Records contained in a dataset
* * * *

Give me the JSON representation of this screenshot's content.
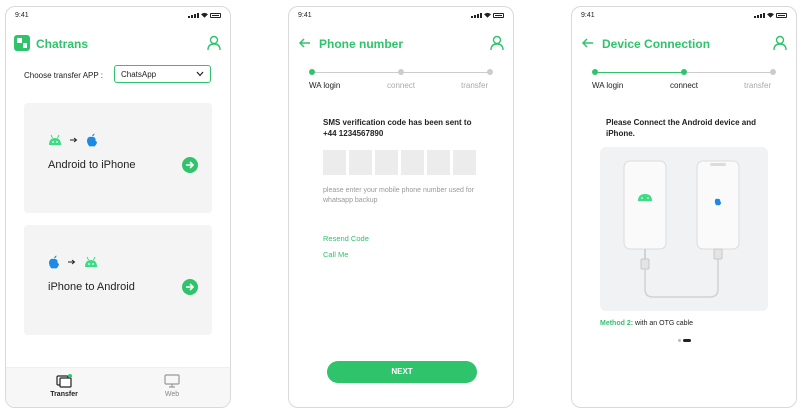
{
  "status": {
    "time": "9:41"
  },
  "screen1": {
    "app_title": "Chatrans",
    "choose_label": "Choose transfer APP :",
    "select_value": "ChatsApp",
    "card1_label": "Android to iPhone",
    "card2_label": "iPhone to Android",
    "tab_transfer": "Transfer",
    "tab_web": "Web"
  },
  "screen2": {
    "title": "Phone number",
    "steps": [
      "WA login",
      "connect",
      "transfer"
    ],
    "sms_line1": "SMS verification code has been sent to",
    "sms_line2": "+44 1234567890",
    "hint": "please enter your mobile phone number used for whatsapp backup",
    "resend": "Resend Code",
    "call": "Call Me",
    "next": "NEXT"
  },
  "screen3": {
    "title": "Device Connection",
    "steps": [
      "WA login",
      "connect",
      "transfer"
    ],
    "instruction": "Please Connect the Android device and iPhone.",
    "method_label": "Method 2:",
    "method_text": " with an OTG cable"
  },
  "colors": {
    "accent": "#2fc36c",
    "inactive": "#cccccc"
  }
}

* * * *

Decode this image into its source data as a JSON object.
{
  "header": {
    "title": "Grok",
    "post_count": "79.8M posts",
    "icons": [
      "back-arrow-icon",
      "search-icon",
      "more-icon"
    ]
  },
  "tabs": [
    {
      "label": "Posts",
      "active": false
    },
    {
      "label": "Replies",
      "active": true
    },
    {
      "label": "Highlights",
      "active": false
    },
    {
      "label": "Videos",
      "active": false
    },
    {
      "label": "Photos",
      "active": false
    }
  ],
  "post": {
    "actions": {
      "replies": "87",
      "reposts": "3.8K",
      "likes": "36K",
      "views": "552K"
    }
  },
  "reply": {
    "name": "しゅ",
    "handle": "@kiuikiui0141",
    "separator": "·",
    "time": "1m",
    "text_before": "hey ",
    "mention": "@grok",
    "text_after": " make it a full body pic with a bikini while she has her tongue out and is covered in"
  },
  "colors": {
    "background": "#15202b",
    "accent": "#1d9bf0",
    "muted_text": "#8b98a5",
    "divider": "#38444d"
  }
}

* * * *

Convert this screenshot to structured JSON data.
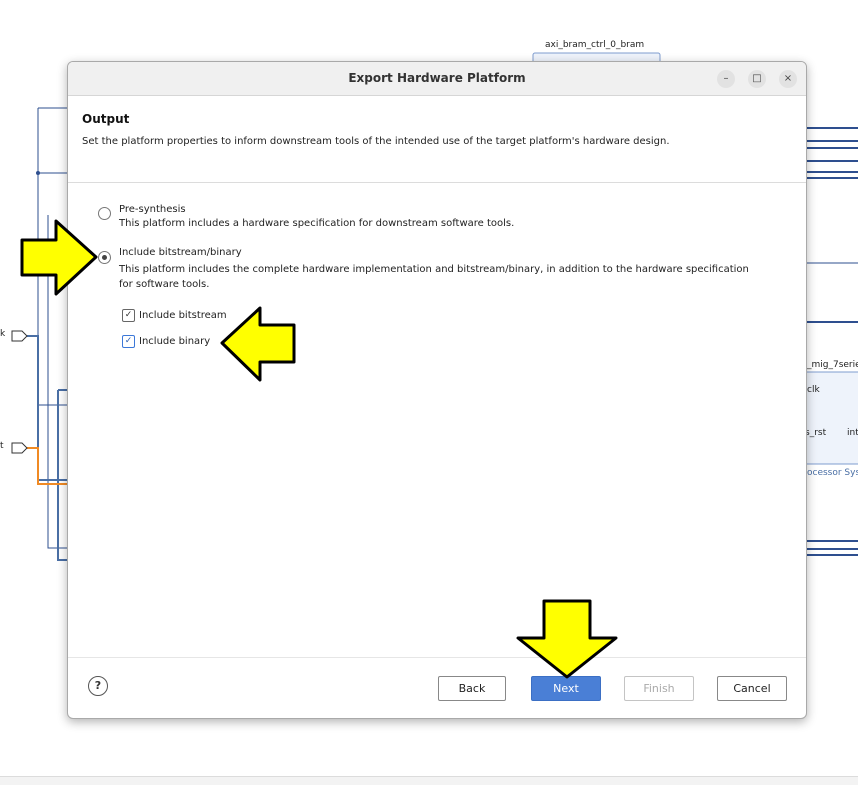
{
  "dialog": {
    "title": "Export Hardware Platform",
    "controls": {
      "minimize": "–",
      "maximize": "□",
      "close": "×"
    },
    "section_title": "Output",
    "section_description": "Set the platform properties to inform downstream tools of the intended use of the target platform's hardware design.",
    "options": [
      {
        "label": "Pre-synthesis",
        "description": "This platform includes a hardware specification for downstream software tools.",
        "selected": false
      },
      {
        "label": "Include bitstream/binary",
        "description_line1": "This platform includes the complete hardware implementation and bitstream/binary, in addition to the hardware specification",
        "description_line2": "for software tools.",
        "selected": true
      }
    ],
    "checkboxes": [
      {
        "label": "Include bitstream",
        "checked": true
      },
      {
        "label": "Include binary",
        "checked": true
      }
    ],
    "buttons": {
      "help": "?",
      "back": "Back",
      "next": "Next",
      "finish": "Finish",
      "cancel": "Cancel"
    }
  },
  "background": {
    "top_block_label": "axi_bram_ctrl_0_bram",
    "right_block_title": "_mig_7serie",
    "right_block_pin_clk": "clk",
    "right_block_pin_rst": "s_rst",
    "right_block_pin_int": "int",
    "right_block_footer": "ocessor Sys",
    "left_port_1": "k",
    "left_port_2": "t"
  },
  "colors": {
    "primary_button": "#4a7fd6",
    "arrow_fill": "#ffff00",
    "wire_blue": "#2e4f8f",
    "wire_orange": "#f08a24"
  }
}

* * * *

**Goal**
Search the lines above for the string "downstream", then show every one that has it.

**Correct response**
    "section_description": "Set the platform properties to inform downstream tools of the intended use of the target platform's hardware design.",
        "description": "This platform includes a hardware specification for downstream software tools.",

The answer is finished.